[BEGIN]
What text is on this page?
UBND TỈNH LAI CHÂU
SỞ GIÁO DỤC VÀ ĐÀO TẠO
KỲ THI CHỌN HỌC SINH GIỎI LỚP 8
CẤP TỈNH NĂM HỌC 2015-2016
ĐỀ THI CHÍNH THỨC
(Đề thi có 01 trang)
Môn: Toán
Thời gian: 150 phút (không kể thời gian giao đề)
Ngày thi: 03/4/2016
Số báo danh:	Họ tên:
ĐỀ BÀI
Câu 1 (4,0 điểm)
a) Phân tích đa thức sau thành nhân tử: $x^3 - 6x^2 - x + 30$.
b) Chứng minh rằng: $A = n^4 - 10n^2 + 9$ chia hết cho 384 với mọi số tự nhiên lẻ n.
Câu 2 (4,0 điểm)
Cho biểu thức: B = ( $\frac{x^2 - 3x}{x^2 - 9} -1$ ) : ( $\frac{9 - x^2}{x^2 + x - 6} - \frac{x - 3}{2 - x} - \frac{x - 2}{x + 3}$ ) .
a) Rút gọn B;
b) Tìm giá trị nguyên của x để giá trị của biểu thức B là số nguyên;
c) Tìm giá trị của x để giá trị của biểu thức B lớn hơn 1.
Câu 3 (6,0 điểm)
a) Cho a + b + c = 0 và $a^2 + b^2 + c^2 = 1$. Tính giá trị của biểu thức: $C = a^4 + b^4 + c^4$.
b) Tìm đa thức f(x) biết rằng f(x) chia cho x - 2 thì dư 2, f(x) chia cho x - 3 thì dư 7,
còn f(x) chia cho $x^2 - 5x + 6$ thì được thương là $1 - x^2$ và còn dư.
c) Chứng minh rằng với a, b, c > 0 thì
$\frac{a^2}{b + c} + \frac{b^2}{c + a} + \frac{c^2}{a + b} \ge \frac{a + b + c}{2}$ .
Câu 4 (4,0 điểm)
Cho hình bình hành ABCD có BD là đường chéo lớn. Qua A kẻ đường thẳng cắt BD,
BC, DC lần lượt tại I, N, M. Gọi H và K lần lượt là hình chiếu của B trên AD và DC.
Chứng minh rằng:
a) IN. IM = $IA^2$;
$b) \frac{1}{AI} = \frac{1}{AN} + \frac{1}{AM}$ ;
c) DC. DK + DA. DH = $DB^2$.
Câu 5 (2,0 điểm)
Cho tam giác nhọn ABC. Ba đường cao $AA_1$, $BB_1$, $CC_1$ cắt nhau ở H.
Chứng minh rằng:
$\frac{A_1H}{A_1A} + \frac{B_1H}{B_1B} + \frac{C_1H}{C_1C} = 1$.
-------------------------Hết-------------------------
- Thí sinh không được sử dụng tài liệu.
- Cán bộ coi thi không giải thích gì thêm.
[END]
[BEGIN]
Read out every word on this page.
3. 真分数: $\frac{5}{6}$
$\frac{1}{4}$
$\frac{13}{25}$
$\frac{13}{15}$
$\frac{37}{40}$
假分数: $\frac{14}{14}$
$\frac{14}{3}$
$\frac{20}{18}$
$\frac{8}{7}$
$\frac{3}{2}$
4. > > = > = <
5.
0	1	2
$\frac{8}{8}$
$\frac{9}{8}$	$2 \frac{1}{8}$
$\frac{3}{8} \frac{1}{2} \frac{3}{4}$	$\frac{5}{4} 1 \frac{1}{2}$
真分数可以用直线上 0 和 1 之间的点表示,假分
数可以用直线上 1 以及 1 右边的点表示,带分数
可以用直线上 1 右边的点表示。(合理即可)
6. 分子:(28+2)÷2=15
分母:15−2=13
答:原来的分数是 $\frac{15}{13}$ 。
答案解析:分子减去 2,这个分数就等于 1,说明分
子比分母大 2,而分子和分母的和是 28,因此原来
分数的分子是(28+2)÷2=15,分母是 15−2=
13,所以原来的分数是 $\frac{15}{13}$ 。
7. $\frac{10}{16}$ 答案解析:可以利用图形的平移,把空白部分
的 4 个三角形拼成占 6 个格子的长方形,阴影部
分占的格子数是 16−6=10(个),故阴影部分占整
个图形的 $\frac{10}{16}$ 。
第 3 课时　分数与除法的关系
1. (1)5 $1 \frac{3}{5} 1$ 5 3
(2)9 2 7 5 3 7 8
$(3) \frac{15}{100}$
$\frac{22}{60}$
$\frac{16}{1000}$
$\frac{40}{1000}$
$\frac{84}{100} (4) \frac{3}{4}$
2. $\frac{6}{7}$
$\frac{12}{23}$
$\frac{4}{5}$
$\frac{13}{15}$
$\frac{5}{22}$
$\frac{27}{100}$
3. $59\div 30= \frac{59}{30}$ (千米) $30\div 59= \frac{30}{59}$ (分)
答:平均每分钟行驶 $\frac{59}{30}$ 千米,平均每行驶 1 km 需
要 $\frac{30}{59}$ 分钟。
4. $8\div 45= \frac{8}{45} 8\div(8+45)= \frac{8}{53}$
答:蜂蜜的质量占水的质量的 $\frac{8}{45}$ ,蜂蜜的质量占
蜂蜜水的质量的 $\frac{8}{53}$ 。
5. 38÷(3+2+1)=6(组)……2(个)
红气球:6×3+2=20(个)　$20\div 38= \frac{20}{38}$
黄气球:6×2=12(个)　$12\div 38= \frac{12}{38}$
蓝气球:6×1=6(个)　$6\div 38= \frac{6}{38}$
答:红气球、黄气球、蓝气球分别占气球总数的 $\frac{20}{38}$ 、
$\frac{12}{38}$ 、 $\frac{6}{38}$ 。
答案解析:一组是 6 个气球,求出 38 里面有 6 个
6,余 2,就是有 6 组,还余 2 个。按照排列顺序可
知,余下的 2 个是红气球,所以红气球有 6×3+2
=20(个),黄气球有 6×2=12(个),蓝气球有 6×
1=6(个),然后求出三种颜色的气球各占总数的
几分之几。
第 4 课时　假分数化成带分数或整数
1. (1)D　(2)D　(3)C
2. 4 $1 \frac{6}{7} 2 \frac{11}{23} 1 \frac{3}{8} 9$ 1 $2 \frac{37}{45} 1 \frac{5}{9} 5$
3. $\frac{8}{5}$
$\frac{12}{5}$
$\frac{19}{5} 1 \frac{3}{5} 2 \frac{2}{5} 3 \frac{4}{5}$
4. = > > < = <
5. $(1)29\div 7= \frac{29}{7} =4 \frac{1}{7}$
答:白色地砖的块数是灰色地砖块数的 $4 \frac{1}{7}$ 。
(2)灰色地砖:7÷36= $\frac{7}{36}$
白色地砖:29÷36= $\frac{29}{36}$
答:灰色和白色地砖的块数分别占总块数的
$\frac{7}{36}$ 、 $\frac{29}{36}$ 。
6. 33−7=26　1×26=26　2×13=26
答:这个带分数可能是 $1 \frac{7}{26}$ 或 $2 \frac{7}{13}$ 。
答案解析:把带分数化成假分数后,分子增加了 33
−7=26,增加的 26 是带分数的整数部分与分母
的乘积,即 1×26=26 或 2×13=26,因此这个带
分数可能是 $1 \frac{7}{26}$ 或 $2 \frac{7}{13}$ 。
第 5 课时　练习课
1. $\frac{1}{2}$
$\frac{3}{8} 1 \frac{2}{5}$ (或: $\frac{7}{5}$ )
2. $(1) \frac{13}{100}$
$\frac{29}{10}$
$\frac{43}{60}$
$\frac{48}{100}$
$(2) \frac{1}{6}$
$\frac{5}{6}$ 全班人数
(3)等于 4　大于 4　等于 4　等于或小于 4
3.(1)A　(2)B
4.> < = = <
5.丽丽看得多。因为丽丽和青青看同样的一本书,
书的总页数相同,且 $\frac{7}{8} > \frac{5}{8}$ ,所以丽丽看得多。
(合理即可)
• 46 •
[END]
▶ What the task asks
Read the entries and select each line where the word "được" is found.

▶ Expected output
còn f(x) chia cho $x^2 - 5x + 6$ thì được thương là $1 - x^2$ và còn dư.
- Thí sinh không được sử dụng tài liệu.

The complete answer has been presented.